Written task: Report how many lines below contain the word "PPT의", and give only that number.

Data supplied:
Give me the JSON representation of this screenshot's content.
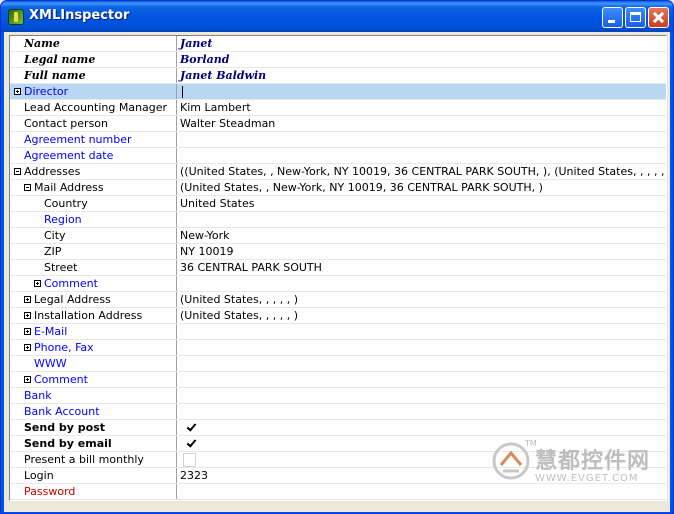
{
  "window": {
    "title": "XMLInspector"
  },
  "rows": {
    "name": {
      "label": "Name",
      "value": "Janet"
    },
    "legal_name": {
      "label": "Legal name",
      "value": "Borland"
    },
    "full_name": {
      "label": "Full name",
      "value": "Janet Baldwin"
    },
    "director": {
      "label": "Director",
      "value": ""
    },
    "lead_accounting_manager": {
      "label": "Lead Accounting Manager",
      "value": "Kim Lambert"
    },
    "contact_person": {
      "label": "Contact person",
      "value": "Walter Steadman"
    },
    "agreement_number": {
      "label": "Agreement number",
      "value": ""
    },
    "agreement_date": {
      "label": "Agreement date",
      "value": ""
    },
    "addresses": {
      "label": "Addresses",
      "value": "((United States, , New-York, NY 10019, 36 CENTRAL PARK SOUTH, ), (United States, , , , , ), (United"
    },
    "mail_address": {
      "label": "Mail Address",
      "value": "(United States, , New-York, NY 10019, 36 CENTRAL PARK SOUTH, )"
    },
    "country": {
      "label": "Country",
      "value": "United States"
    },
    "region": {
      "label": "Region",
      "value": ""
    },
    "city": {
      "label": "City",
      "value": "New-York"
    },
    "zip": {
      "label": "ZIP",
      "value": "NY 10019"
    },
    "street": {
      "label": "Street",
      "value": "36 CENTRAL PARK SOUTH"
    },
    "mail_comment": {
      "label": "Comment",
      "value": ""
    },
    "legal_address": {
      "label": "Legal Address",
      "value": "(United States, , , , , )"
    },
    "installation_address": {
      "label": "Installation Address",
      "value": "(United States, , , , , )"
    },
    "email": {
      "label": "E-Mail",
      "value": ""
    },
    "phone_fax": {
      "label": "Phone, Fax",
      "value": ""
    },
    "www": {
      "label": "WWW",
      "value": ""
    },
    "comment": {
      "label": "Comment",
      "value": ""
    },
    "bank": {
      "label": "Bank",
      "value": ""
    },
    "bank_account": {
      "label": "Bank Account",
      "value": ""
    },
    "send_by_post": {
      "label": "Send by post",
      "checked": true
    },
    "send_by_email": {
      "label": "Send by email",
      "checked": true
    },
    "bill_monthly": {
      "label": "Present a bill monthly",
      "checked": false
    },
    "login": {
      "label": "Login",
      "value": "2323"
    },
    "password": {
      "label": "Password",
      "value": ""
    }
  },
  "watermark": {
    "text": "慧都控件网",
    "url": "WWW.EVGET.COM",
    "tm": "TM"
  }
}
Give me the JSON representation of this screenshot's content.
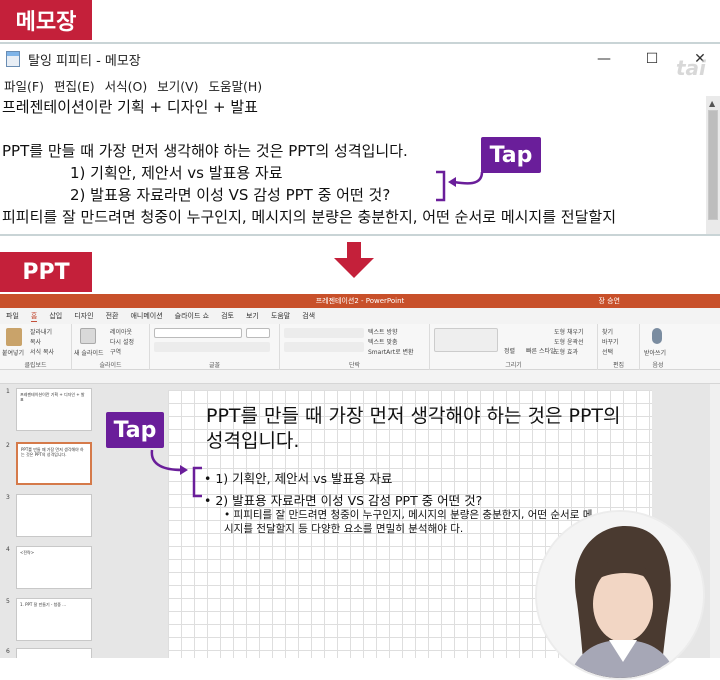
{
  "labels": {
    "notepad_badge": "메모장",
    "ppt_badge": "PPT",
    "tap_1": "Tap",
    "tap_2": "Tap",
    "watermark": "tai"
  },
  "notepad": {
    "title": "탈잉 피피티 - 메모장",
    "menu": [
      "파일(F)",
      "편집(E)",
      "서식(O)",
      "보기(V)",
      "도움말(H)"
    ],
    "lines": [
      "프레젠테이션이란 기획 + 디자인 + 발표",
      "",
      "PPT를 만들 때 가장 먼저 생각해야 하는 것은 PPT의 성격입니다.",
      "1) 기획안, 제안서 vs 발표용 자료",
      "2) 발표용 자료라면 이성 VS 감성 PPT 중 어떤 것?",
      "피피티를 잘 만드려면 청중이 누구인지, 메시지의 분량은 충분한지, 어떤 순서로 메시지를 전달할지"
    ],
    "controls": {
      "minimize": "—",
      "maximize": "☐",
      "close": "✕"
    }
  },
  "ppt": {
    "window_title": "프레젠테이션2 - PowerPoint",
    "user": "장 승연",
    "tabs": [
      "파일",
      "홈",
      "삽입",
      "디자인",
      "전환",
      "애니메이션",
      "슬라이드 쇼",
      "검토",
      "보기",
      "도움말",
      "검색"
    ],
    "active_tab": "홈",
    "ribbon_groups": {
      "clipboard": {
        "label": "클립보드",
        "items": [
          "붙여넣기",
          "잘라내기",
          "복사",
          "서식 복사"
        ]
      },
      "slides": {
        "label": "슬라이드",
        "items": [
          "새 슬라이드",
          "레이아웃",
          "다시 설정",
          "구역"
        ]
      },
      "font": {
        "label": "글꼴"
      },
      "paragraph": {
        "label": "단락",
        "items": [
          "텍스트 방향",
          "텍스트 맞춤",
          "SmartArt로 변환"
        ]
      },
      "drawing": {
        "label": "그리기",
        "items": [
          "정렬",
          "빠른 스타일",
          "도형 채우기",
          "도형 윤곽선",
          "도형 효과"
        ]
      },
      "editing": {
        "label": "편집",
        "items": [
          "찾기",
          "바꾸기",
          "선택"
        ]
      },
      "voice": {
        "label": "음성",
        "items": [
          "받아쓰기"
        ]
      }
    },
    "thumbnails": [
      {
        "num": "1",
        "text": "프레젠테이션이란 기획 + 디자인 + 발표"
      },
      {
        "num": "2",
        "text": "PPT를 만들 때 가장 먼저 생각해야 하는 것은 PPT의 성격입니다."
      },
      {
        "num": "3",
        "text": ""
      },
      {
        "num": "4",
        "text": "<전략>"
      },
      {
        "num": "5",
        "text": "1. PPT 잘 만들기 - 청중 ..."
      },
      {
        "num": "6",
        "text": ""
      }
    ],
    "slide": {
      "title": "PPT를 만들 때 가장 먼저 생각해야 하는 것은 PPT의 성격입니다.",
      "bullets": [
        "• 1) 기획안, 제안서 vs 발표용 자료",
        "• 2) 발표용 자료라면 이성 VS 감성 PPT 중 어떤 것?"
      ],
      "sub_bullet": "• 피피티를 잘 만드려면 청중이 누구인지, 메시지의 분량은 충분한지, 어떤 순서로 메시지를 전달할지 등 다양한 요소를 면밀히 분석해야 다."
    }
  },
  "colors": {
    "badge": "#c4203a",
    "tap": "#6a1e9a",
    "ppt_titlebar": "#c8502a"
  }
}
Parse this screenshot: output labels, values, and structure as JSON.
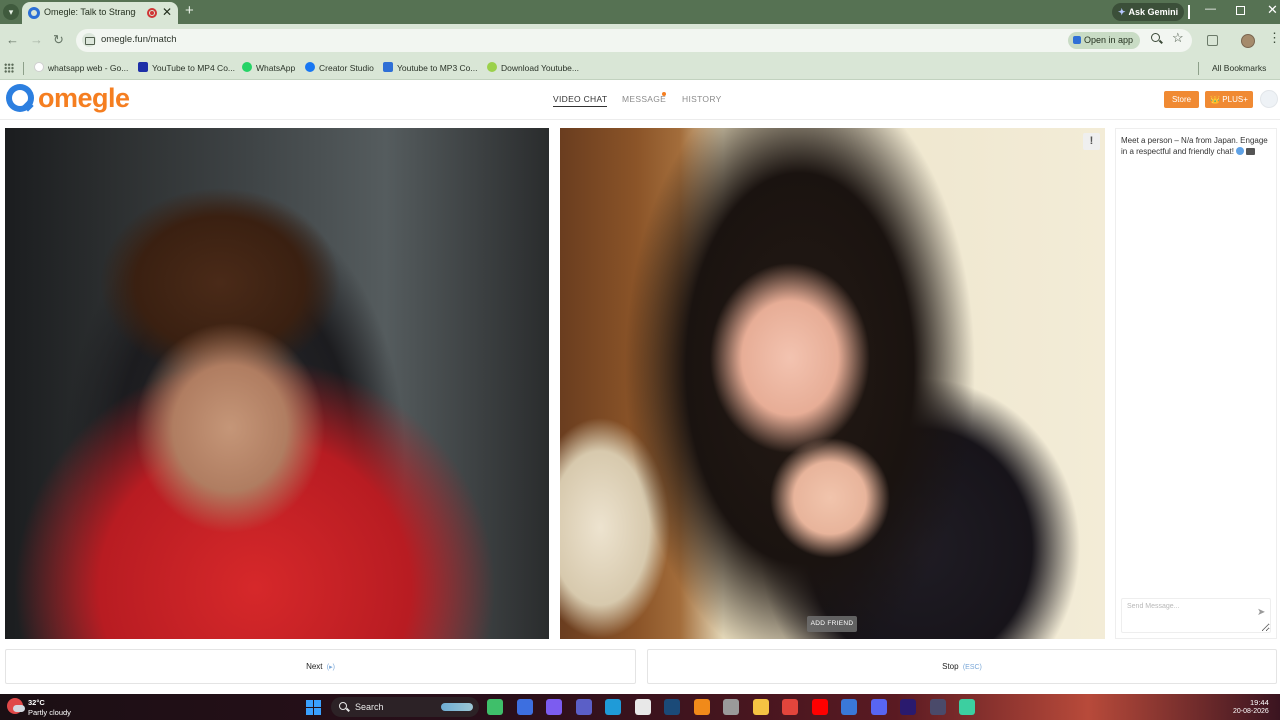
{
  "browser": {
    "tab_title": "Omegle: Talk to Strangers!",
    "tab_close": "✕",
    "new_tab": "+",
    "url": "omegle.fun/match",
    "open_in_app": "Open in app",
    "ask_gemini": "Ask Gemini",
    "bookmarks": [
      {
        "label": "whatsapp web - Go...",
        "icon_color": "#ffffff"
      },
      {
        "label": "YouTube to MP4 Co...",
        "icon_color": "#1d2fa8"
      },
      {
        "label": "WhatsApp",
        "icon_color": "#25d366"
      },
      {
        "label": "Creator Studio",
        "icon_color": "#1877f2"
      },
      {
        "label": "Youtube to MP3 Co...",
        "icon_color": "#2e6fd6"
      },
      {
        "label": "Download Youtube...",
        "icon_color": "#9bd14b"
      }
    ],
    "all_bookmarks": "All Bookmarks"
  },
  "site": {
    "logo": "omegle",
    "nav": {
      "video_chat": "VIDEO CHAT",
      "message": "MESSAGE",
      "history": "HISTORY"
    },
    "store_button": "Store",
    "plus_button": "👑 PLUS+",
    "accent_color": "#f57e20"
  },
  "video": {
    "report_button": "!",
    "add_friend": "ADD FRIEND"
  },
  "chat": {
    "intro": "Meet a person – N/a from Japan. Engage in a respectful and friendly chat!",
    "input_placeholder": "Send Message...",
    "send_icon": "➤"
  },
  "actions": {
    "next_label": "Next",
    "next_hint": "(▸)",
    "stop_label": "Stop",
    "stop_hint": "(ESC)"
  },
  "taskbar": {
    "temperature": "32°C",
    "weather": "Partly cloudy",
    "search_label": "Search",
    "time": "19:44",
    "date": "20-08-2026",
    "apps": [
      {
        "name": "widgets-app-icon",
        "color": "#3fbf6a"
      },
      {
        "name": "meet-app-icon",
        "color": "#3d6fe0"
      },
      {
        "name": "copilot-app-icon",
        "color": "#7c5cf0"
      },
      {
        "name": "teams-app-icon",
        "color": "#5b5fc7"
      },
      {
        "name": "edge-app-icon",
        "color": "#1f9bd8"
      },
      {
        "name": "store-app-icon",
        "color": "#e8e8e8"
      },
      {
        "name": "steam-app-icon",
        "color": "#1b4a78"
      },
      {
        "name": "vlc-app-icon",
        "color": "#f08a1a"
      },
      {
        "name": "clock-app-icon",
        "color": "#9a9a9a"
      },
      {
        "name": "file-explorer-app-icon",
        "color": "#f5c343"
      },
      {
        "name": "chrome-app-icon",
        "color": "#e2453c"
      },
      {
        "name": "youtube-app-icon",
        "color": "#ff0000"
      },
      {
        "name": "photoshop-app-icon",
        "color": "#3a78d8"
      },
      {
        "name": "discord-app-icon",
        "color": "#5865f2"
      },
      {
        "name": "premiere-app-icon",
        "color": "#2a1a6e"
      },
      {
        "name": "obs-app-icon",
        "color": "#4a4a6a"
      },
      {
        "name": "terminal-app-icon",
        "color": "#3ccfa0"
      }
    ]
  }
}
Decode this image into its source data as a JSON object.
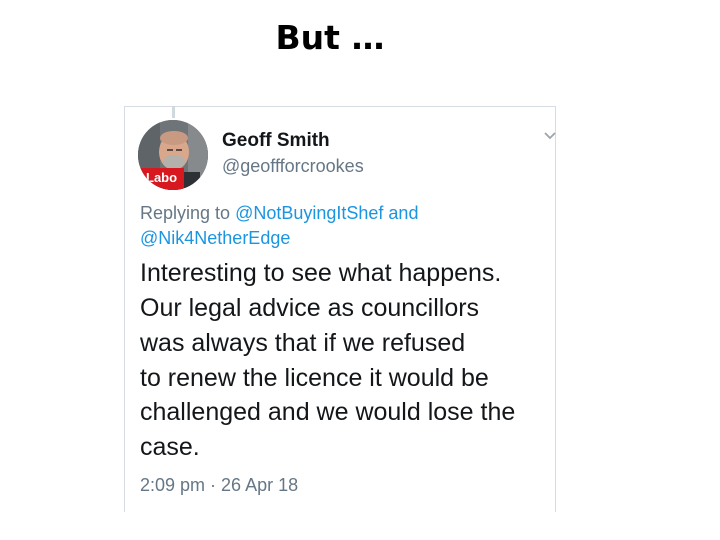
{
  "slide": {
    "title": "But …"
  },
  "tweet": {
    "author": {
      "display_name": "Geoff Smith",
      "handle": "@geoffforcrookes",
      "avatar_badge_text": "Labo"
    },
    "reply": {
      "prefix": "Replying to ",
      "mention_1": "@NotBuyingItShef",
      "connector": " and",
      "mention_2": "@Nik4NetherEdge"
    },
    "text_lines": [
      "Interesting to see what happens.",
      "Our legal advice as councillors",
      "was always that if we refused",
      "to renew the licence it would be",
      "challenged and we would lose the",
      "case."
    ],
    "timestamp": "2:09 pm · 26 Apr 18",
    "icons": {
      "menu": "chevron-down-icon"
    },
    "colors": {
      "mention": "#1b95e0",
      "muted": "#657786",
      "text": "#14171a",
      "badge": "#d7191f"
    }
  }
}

Answer to this task: 3